Aim |
Leave out every picture, then transcribe the rest of the listing exactly.

Material supplied |
########################################

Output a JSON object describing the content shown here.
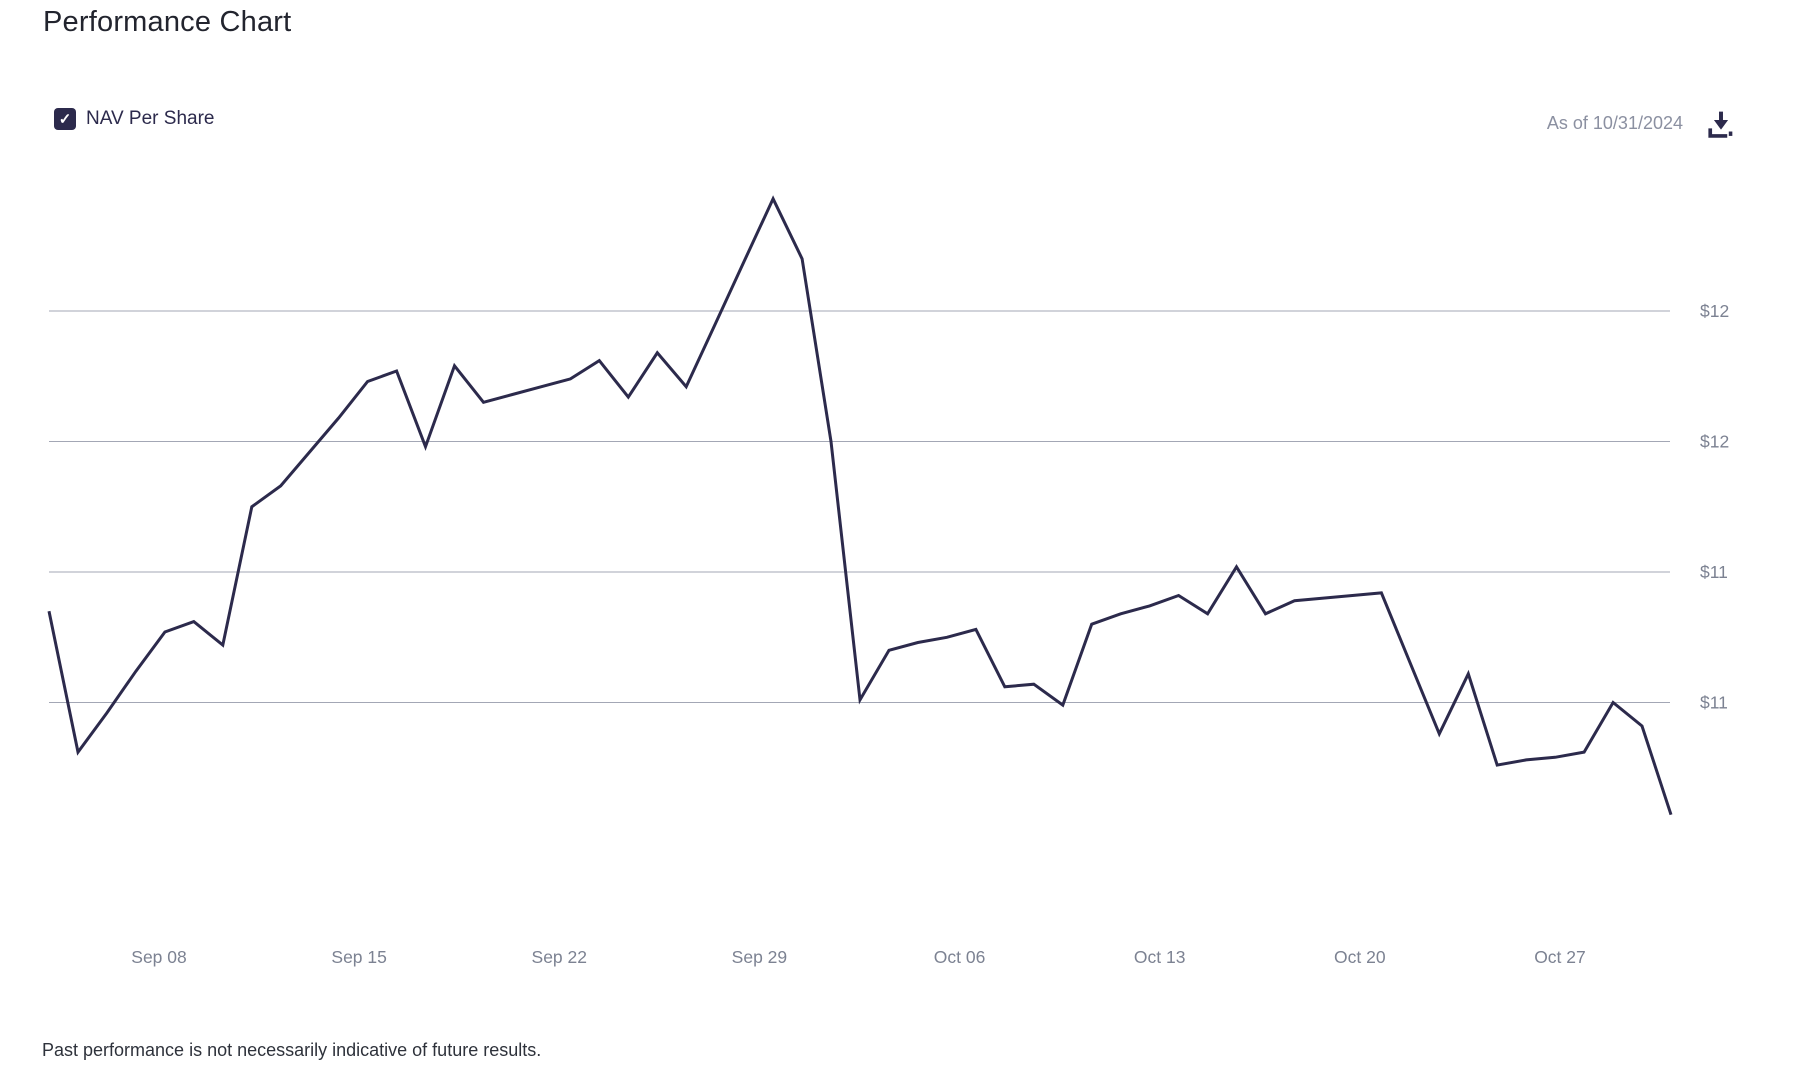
{
  "page": {
    "title": "Performance Chart",
    "as_of": "As of 10/31/2024",
    "footer": "Past performance is not necessarily indicative of future results."
  },
  "legend": {
    "nav_label": "NAV Per Share",
    "checked": true
  },
  "icons": {
    "checkbox_check_icon": "✓",
    "download_icon": "down-arrow-into-tray"
  },
  "colors": {
    "line": "#2c2a4c",
    "checkbox": "#2c2a4c",
    "grid": "#a3a7b5",
    "axis_text": "#7c8292",
    "muted_text": "#8b90a1",
    "title_text": "#22242e",
    "footer_text": "#2e323b"
  },
  "chart_data": {
    "type": "line",
    "title": "Performance Chart",
    "x_tick_labels": [
      "Sep 08",
      "Sep 15",
      "Sep 22",
      "Sep 29",
      "Oct 06",
      "Oct 13",
      "Oct 20",
      "Oct 27"
    ],
    "y_gridlines": [
      {
        "value": 12.0,
        "label": "$12"
      },
      {
        "value": 11.5,
        "label": "$12"
      },
      {
        "value": 11.0,
        "label": "$11"
      },
      {
        "value": 10.5,
        "label": "$11"
      }
    ],
    "ylim": [
      9.9,
      12.6
    ],
    "y_axis_side": "right",
    "grid": "horizontal-only",
    "legend_position": "top-left",
    "series": [
      {
        "name": "NAV Per Share",
        "values": [
          10.85,
          10.31,
          10.46,
          10.62,
          10.77,
          10.81,
          10.72,
          11.25,
          11.33,
          11.46,
          11.59,
          11.73,
          11.77,
          11.48,
          11.79,
          11.65,
          11.68,
          11.71,
          11.74,
          11.81,
          11.67,
          11.84,
          11.71,
          11.95,
          12.19,
          12.43,
          12.2,
          11.5,
          10.51,
          10.7,
          10.73,
          10.75,
          10.78,
          10.56,
          10.57,
          10.49,
          10.8,
          10.84,
          10.87,
          10.91,
          10.84,
          11.02,
          10.84,
          10.89,
          10.9,
          10.91,
          10.92,
          10.65,
          10.38,
          10.61,
          10.26,
          10.28,
          10.29,
          10.31,
          10.5,
          10.41,
          10.07
        ]
      }
    ]
  }
}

########################################

Result of the exercise |
Output a JSON object describing the content shown here.
{
  "page": {
    "title": "Performance Chart",
    "as_of": "As of 10/31/2024",
    "footer": "Past performance is not necessarily indicative of future results."
  },
  "legend": {
    "nav_label": "NAV Per Share",
    "checked": true
  },
  "icons": {
    "checkbox_check_icon": "✓",
    "download_icon": "down-arrow-into-tray"
  },
  "colors": {
    "line": "#2c2a4c",
    "checkbox": "#2c2a4c",
    "grid": "#a3a7b5",
    "axis_text": "#7c8292",
    "muted_text": "#8b90a1",
    "title_text": "#22242e",
    "footer_text": "#2e323b"
  },
  "chart_data": {
    "type": "line",
    "title": "Performance Chart",
    "x_tick_labels": [
      "Sep 08",
      "Sep 15",
      "Sep 22",
      "Sep 29",
      "Oct 06",
      "Oct 13",
      "Oct 20",
      "Oct 27"
    ],
    "y_gridlines": [
      {
        "value": 12.0,
        "label": "$12"
      },
      {
        "value": 11.5,
        "label": "$12"
      },
      {
        "value": 11.0,
        "label": "$11"
      },
      {
        "value": 10.5,
        "label": "$11"
      }
    ],
    "ylim": [
      9.9,
      12.6
    ],
    "y_axis_side": "right",
    "grid": "horizontal-only",
    "legend_position": "top-left",
    "series": [
      {
        "name": "NAV Per Share",
        "values": [
          10.85,
          10.31,
          10.46,
          10.62,
          10.77,
          10.81,
          10.72,
          11.25,
          11.33,
          11.46,
          11.59,
          11.73,
          11.77,
          11.48,
          11.79,
          11.65,
          11.68,
          11.71,
          11.74,
          11.81,
          11.67,
          11.84,
          11.71,
          11.95,
          12.19,
          12.43,
          12.2,
          11.5,
          10.51,
          10.7,
          10.73,
          10.75,
          10.78,
          10.56,
          10.57,
          10.49,
          10.8,
          10.84,
          10.87,
          10.91,
          10.84,
          11.02,
          10.84,
          10.89,
          10.9,
          10.91,
          10.92,
          10.65,
          10.38,
          10.61,
          10.26,
          10.28,
          10.29,
          10.31,
          10.5,
          10.41,
          10.07
        ]
      }
    ]
  }
}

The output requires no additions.